— Start DATASET RECORDS —

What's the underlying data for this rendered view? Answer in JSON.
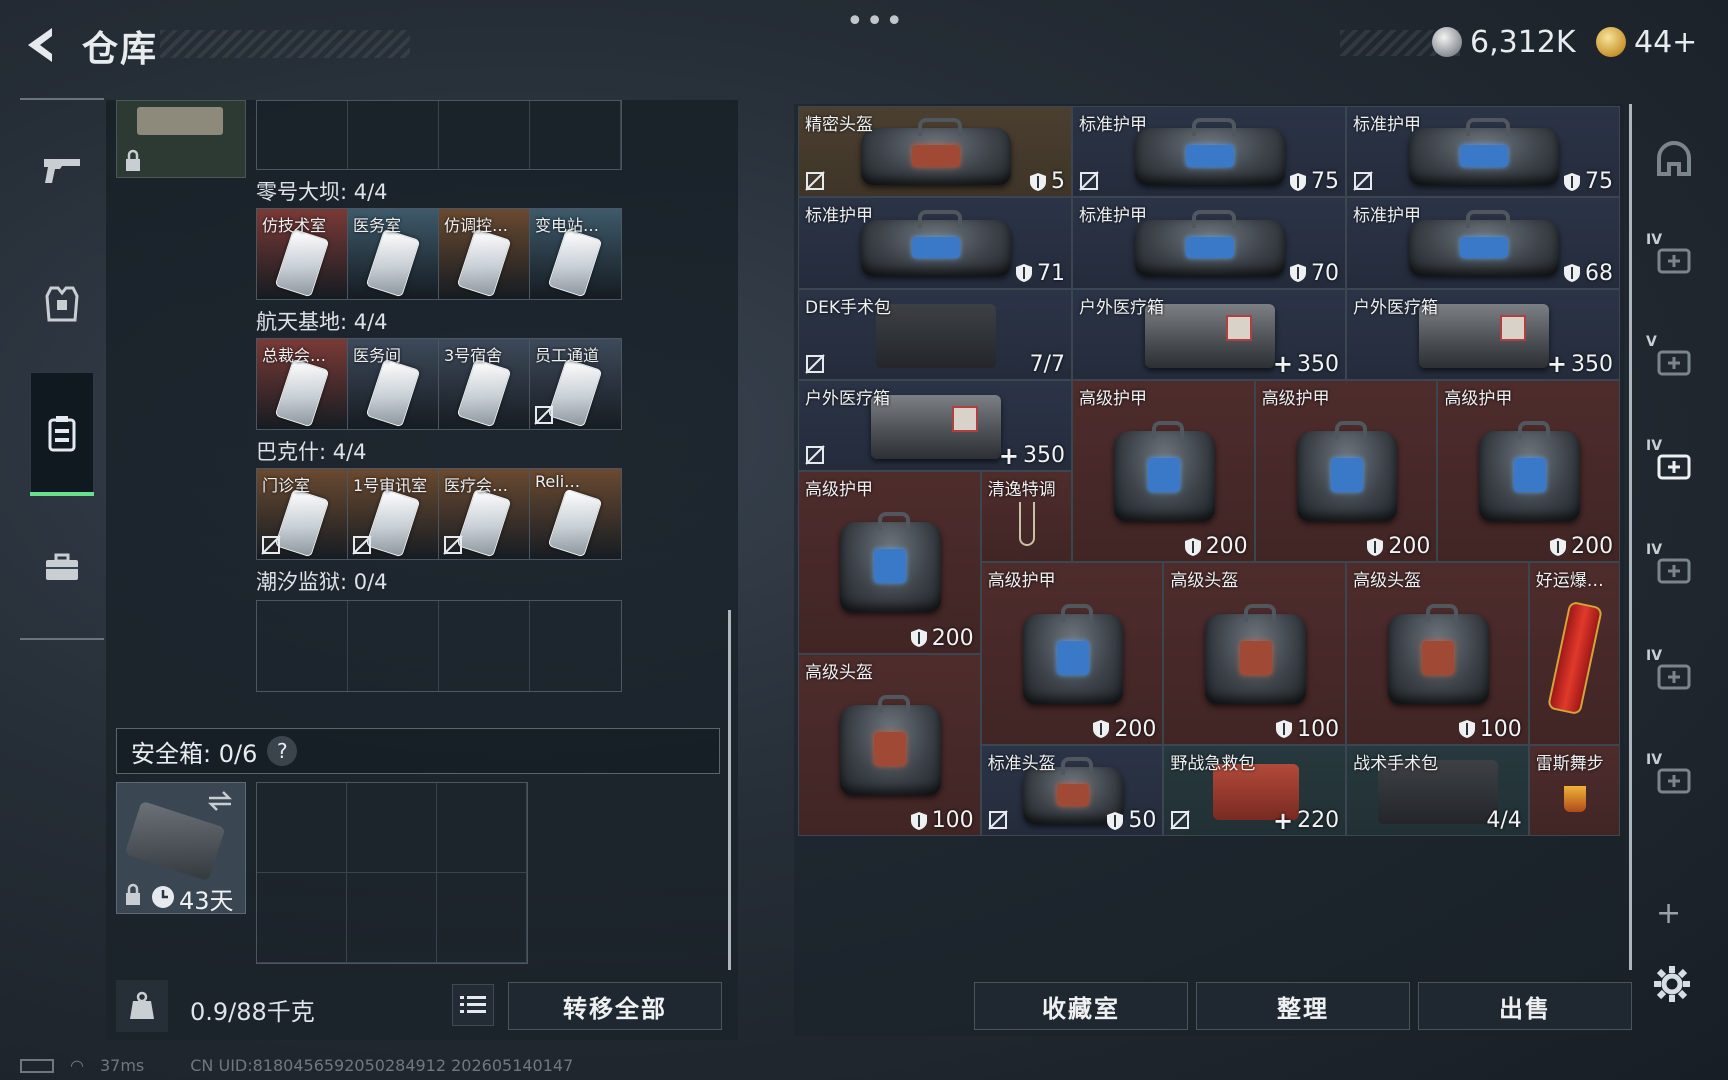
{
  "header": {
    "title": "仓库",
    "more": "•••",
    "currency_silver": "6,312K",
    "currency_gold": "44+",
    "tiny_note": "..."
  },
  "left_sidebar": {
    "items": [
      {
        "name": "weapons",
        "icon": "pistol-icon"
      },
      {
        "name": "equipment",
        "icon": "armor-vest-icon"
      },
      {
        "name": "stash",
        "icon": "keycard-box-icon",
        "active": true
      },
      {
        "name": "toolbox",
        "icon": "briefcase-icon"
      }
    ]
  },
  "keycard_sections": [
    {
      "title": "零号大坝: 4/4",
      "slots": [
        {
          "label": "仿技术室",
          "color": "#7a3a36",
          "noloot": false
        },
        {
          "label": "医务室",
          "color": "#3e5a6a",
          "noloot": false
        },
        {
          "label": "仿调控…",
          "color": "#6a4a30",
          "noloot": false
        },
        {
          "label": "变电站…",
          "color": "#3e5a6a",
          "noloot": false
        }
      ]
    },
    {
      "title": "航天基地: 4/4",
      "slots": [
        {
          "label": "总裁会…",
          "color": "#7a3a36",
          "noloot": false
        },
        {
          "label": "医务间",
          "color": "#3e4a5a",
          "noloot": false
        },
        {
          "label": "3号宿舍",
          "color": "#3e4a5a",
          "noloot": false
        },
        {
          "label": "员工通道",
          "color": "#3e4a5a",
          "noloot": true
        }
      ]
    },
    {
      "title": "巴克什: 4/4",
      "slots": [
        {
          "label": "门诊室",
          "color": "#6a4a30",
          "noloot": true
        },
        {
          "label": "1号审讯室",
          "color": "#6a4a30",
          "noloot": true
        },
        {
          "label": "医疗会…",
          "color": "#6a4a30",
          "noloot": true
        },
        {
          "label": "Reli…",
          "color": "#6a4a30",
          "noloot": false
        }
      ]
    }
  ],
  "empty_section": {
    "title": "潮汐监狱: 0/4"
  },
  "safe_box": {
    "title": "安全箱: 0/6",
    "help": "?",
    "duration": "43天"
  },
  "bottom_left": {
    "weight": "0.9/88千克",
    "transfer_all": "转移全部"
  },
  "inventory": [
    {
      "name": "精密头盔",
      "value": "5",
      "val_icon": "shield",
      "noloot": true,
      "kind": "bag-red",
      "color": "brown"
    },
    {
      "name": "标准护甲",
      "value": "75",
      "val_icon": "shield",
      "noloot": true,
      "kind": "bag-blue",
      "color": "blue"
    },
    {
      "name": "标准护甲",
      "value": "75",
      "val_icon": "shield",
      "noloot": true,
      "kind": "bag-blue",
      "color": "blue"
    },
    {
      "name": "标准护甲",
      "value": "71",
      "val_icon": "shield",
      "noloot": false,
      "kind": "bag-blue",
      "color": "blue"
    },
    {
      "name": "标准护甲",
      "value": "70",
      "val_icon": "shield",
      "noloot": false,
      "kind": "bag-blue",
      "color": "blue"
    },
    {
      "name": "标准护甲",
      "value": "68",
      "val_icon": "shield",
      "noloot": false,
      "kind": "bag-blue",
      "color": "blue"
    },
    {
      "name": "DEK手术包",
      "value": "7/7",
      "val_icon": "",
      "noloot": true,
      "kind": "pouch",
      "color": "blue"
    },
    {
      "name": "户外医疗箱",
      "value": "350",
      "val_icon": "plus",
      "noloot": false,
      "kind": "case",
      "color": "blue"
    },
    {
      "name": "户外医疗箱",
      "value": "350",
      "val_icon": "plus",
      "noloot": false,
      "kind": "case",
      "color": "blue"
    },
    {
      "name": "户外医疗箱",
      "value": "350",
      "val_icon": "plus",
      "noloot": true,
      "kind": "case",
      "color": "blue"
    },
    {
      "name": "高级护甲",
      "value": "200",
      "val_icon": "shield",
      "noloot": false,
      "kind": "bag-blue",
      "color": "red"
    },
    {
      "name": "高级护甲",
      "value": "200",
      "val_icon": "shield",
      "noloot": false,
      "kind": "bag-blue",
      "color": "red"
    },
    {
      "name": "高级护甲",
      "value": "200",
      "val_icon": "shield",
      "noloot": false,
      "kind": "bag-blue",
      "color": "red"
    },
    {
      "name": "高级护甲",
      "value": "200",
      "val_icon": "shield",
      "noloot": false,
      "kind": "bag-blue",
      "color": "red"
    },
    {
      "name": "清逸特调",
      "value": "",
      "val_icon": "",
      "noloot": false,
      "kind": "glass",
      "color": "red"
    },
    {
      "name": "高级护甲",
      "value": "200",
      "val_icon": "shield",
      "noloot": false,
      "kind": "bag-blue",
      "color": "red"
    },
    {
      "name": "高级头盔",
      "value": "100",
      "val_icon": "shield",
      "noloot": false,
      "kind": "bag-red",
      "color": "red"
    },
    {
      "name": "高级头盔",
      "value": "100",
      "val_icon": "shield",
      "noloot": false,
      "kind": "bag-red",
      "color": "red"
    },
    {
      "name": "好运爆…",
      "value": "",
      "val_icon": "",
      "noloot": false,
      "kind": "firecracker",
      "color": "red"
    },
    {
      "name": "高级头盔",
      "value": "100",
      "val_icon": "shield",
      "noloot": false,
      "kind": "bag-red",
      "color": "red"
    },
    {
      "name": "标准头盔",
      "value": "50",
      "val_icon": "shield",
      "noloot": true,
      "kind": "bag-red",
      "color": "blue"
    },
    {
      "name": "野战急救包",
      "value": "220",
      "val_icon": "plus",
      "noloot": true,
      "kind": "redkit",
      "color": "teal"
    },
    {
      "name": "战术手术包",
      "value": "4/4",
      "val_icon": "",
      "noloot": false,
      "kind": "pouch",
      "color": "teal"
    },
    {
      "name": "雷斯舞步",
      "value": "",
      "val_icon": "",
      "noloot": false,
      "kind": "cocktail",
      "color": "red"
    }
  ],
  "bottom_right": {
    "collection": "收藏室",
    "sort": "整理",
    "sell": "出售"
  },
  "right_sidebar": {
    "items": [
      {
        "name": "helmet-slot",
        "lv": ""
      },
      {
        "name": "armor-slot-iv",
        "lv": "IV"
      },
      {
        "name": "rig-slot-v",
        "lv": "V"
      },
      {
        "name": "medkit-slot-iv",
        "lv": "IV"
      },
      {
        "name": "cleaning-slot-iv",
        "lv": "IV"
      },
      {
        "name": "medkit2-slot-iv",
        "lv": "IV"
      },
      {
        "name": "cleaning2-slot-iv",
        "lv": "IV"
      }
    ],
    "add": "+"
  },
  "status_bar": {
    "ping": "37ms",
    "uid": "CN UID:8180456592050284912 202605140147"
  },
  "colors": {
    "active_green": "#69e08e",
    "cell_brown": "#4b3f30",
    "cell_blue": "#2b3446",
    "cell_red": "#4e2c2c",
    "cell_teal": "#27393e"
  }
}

— End DATASET RECORDS —

- [SET TASK]: Restate each entry word for word, leaving out any pictures.

- [WRITTEN RESPONSE]:
What's the underlying data for this rendered view? Answer in JSON.
{
  "header": {
    "title": "仓库",
    "more": "•••",
    "currency_silver": "6,312K",
    "currency_gold": "44+",
    "tiny_note": "..."
  },
  "left_sidebar": {
    "items": [
      {
        "name": "weapons",
        "icon": "pistol-icon"
      },
      {
        "name": "equipment",
        "icon": "armor-vest-icon"
      },
      {
        "name": "stash",
        "icon": "keycard-box-icon",
        "active": true
      },
      {
        "name": "toolbox",
        "icon": "briefcase-icon"
      }
    ]
  },
  "keycard_sections": [
    {
      "title": "零号大坝: 4/4",
      "slots": [
        {
          "label": "仿技术室",
          "color": "#7a3a36",
          "noloot": false
        },
        {
          "label": "医务室",
          "color": "#3e5a6a",
          "noloot": false
        },
        {
          "label": "仿调控…",
          "color": "#6a4a30",
          "noloot": false
        },
        {
          "label": "变电站…",
          "color": "#3e5a6a",
          "noloot": false
        }
      ]
    },
    {
      "title": "航天基地: 4/4",
      "slots": [
        {
          "label": "总裁会…",
          "color": "#7a3a36",
          "noloot": false
        },
        {
          "label": "医务间",
          "color": "#3e4a5a",
          "noloot": false
        },
        {
          "label": "3号宿舍",
          "color": "#3e4a5a",
          "noloot": false
        },
        {
          "label": "员工通道",
          "color": "#3e4a5a",
          "noloot": true
        }
      ]
    },
    {
      "title": "巴克什: 4/4",
      "slots": [
        {
          "label": "门诊室",
          "color": "#6a4a30",
          "noloot": true
        },
        {
          "label": "1号审讯室",
          "color": "#6a4a30",
          "noloot": true
        },
        {
          "label": "医疗会…",
          "color": "#6a4a30",
          "noloot": true
        },
        {
          "label": "Reli…",
          "color": "#6a4a30",
          "noloot": false
        }
      ]
    }
  ],
  "empty_section": {
    "title": "潮汐监狱: 0/4"
  },
  "safe_box": {
    "title": "安全箱: 0/6",
    "help": "?",
    "duration": "43天"
  },
  "bottom_left": {
    "weight": "0.9/88千克",
    "transfer_all": "转移全部"
  },
  "inventory": [
    {
      "name": "精密头盔",
      "value": "5",
      "val_icon": "shield",
      "noloot": true,
      "kind": "bag-red",
      "color": "brown"
    },
    {
      "name": "标准护甲",
      "value": "75",
      "val_icon": "shield",
      "noloot": true,
      "kind": "bag-blue",
      "color": "blue"
    },
    {
      "name": "标准护甲",
      "value": "75",
      "val_icon": "shield",
      "noloot": true,
      "kind": "bag-blue",
      "color": "blue"
    },
    {
      "name": "标准护甲",
      "value": "71",
      "val_icon": "shield",
      "noloot": false,
      "kind": "bag-blue",
      "color": "blue"
    },
    {
      "name": "标准护甲",
      "value": "70",
      "val_icon": "shield",
      "noloot": false,
      "kind": "bag-blue",
      "color": "blue"
    },
    {
      "name": "标准护甲",
      "value": "68",
      "val_icon": "shield",
      "noloot": false,
      "kind": "bag-blue",
      "color": "blue"
    },
    {
      "name": "DEK手术包",
      "value": "7/7",
      "val_icon": "",
      "noloot": true,
      "kind": "pouch",
      "color": "blue"
    },
    {
      "name": "户外医疗箱",
      "value": "350",
      "val_icon": "plus",
      "noloot": false,
      "kind": "case",
      "color": "blue"
    },
    {
      "name": "户外医疗箱",
      "value": "350",
      "val_icon": "plus",
      "noloot": false,
      "kind": "case",
      "color": "blue"
    },
    {
      "name": "户外医疗箱",
      "value": "350",
      "val_icon": "plus",
      "noloot": true,
      "kind": "case",
      "color": "blue"
    },
    {
      "name": "高级护甲",
      "value": "200",
      "val_icon": "shield",
      "noloot": false,
      "kind": "bag-blue",
      "color": "red"
    },
    {
      "name": "高级护甲",
      "value": "200",
      "val_icon": "shield",
      "noloot": false,
      "kind": "bag-blue",
      "color": "red"
    },
    {
      "name": "高级护甲",
      "value": "200",
      "val_icon": "shield",
      "noloot": false,
      "kind": "bag-blue",
      "color": "red"
    },
    {
      "name": "高级护甲",
      "value": "200",
      "val_icon": "shield",
      "noloot": false,
      "kind": "bag-blue",
      "color": "red"
    },
    {
      "name": "清逸特调",
      "value": "",
      "val_icon": "",
      "noloot": false,
      "kind": "glass",
      "color": "red"
    },
    {
      "name": "高级护甲",
      "value": "200",
      "val_icon": "shield",
      "noloot": false,
      "kind": "bag-blue",
      "color": "red"
    },
    {
      "name": "高级头盔",
      "value": "100",
      "val_icon": "shield",
      "noloot": false,
      "kind": "bag-red",
      "color": "red"
    },
    {
      "name": "高级头盔",
      "value": "100",
      "val_icon": "shield",
      "noloot": false,
      "kind": "bag-red",
      "color": "red"
    },
    {
      "name": "好运爆…",
      "value": "",
      "val_icon": "",
      "noloot": false,
      "kind": "firecracker",
      "color": "red"
    },
    {
      "name": "高级头盔",
      "value": "100",
      "val_icon": "shield",
      "noloot": false,
      "kind": "bag-red",
      "color": "red"
    },
    {
      "name": "标准头盔",
      "value": "50",
      "val_icon": "shield",
      "noloot": true,
      "kind": "bag-red",
      "color": "blue"
    },
    {
      "name": "野战急救包",
      "value": "220",
      "val_icon": "plus",
      "noloot": true,
      "kind": "redkit",
      "color": "teal"
    },
    {
      "name": "战术手术包",
      "value": "4/4",
      "val_icon": "",
      "noloot": false,
      "kind": "pouch",
      "color": "teal"
    },
    {
      "name": "雷斯舞步",
      "value": "",
      "val_icon": "",
      "noloot": false,
      "kind": "cocktail",
      "color": "red"
    }
  ],
  "bottom_right": {
    "collection": "收藏室",
    "sort": "整理",
    "sell": "出售"
  },
  "right_sidebar": {
    "items": [
      {
        "name": "helmet-slot",
        "lv": ""
      },
      {
        "name": "armor-slot-iv",
        "lv": "IV"
      },
      {
        "name": "rig-slot-v",
        "lv": "V"
      },
      {
        "name": "medkit-slot-iv",
        "lv": "IV"
      },
      {
        "name": "cleaning-slot-iv",
        "lv": "IV"
      },
      {
        "name": "medkit2-slot-iv",
        "lv": "IV"
      },
      {
        "name": "cleaning2-slot-iv",
        "lv": "IV"
      }
    ],
    "add": "+"
  },
  "status_bar": {
    "ping": "37ms",
    "uid": "CN UID:8180456592050284912 202605140147"
  },
  "colors": {
    "active_green": "#69e08e",
    "cell_brown": "#4b3f30",
    "cell_blue": "#2b3446",
    "cell_red": "#4e2c2c",
    "cell_teal": "#27393e"
  }
}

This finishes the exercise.